§ Directive
Copy out each line of the material in which the word "Registry" appears.

§ Dataset content
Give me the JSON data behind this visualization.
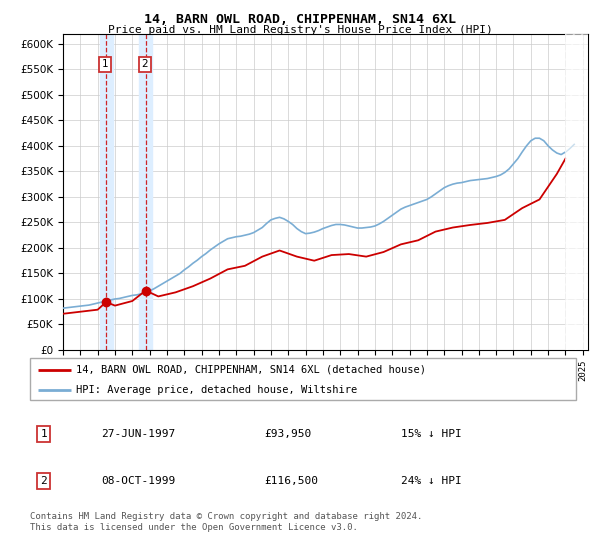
{
  "title": "14, BARN OWL ROAD, CHIPPENHAM, SN14 6XL",
  "subtitle": "Price paid vs. HM Land Registry's House Price Index (HPI)",
  "sale1_date": 1997.49,
  "sale1_price": 93950,
  "sale2_date": 1999.77,
  "sale2_price": 116500,
  "sale1_text": "27-JUN-1997",
  "sale1_price_text": "£93,950",
  "sale1_hpi_text": "15% ↓ HPI",
  "sale2_text": "08-OCT-1999",
  "sale2_price_text": "£116,500",
  "sale2_hpi_text": "24% ↓ HPI",
  "legend_line1": "14, BARN OWL ROAD, CHIPPENHAM, SN14 6XL (detached house)",
  "legend_line2": "HPI: Average price, detached house, Wiltshire",
  "footer": "Contains HM Land Registry data © Crown copyright and database right 2024.\nThis data is licensed under the Open Government Licence v3.0.",
  "ylim_max": 620000,
  "xlim_start": 1995.0,
  "xlim_end": 2025.3,
  "red_color": "#cc0000",
  "blue_color": "#7aadd4",
  "shade_color": "#ddeeff",
  "grid_color": "#cccccc",
  "hpi_years": [
    1995.0,
    1995.25,
    1995.5,
    1995.75,
    1996.0,
    1996.25,
    1996.5,
    1996.75,
    1997.0,
    1997.25,
    1997.5,
    1997.75,
    1998.0,
    1998.25,
    1998.5,
    1998.75,
    1999.0,
    1999.25,
    1999.5,
    1999.75,
    2000.0,
    2000.25,
    2000.5,
    2000.75,
    2001.0,
    2001.25,
    2001.5,
    2001.75,
    2002.0,
    2002.25,
    2002.5,
    2002.75,
    2003.0,
    2003.25,
    2003.5,
    2003.75,
    2004.0,
    2004.25,
    2004.5,
    2004.75,
    2005.0,
    2005.25,
    2005.5,
    2005.75,
    2006.0,
    2006.25,
    2006.5,
    2006.75,
    2007.0,
    2007.25,
    2007.5,
    2007.75,
    2008.0,
    2008.25,
    2008.5,
    2008.75,
    2009.0,
    2009.25,
    2009.5,
    2009.75,
    2010.0,
    2010.25,
    2010.5,
    2010.75,
    2011.0,
    2011.25,
    2011.5,
    2011.75,
    2012.0,
    2012.25,
    2012.5,
    2012.75,
    2013.0,
    2013.25,
    2013.5,
    2013.75,
    2014.0,
    2014.25,
    2014.5,
    2014.75,
    2015.0,
    2015.25,
    2015.5,
    2015.75,
    2016.0,
    2016.25,
    2016.5,
    2016.75,
    2017.0,
    2017.25,
    2017.5,
    2017.75,
    2018.0,
    2018.25,
    2018.5,
    2018.75,
    2019.0,
    2019.25,
    2019.5,
    2019.75,
    2020.0,
    2020.25,
    2020.5,
    2020.75,
    2021.0,
    2021.25,
    2021.5,
    2021.75,
    2022.0,
    2022.25,
    2022.5,
    2022.75,
    2023.0,
    2023.25,
    2023.5,
    2023.75,
    2024.0,
    2024.25,
    2024.5
  ],
  "hpi_values": [
    82000,
    83000,
    84000,
    85000,
    86000,
    87000,
    88000,
    90000,
    92000,
    94000,
    96000,
    98000,
    100000,
    101000,
    103000,
    105000,
    107000,
    108000,
    110000,
    112000,
    116000,
    120000,
    125000,
    130000,
    135000,
    140000,
    145000,
    150000,
    157000,
    163000,
    170000,
    176000,
    183000,
    189000,
    196000,
    202000,
    208000,
    213000,
    218000,
    220000,
    222000,
    223000,
    225000,
    227000,
    230000,
    235000,
    240000,
    248000,
    255000,
    258000,
    260000,
    257000,
    252000,
    246000,
    238000,
    232000,
    228000,
    229000,
    231000,
    234000,
    238000,
    241000,
    244000,
    246000,
    246000,
    245000,
    243000,
    241000,
    239000,
    239000,
    240000,
    241000,
    243000,
    247000,
    252000,
    258000,
    264000,
    270000,
    276000,
    280000,
    283000,
    286000,
    289000,
    292000,
    295000,
    300000,
    306000,
    312000,
    318000,
    322000,
    325000,
    327000,
    328000,
    330000,
    332000,
    333000,
    334000,
    335000,
    336000,
    338000,
    340000,
    343000,
    348000,
    355000,
    365000,
    375000,
    388000,
    400000,
    410000,
    415000,
    415000,
    410000,
    400000,
    392000,
    386000,
    383000,
    388000,
    395000,
    403000
  ],
  "price_years": [
    1995.0,
    1996.0,
    1997.0,
    1997.49,
    1998.0,
    1999.0,
    1999.77,
    2000.5,
    2001.5,
    2002.5,
    2003.5,
    2004.5,
    2005.5,
    2006.5,
    2007.5,
    2008.5,
    2009.5,
    2010.5,
    2011.5,
    2012.5,
    2013.5,
    2014.5,
    2015.5,
    2016.5,
    2017.5,
    2018.5,
    2019.5,
    2020.5,
    2021.5,
    2022.5,
    2023.5,
    2024.0
  ],
  "price_values": [
    71000,
    75000,
    79000,
    93950,
    87000,
    96000,
    116500,
    105000,
    113000,
    125000,
    140000,
    158000,
    165000,
    183000,
    195000,
    183000,
    175000,
    186000,
    188000,
    183000,
    192000,
    207000,
    215000,
    232000,
    240000,
    245000,
    249000,
    255000,
    278000,
    295000,
    345000,
    375000
  ]
}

§ Reply to the exercise
  "subtitle": "Price paid vs. HM Land Registry's House Price Index (HPI)",
  "footer": "Contains HM Land Registry data © Crown copyright and database right 2024.\nThis data is licensed under the Open Government Licence v3.0.",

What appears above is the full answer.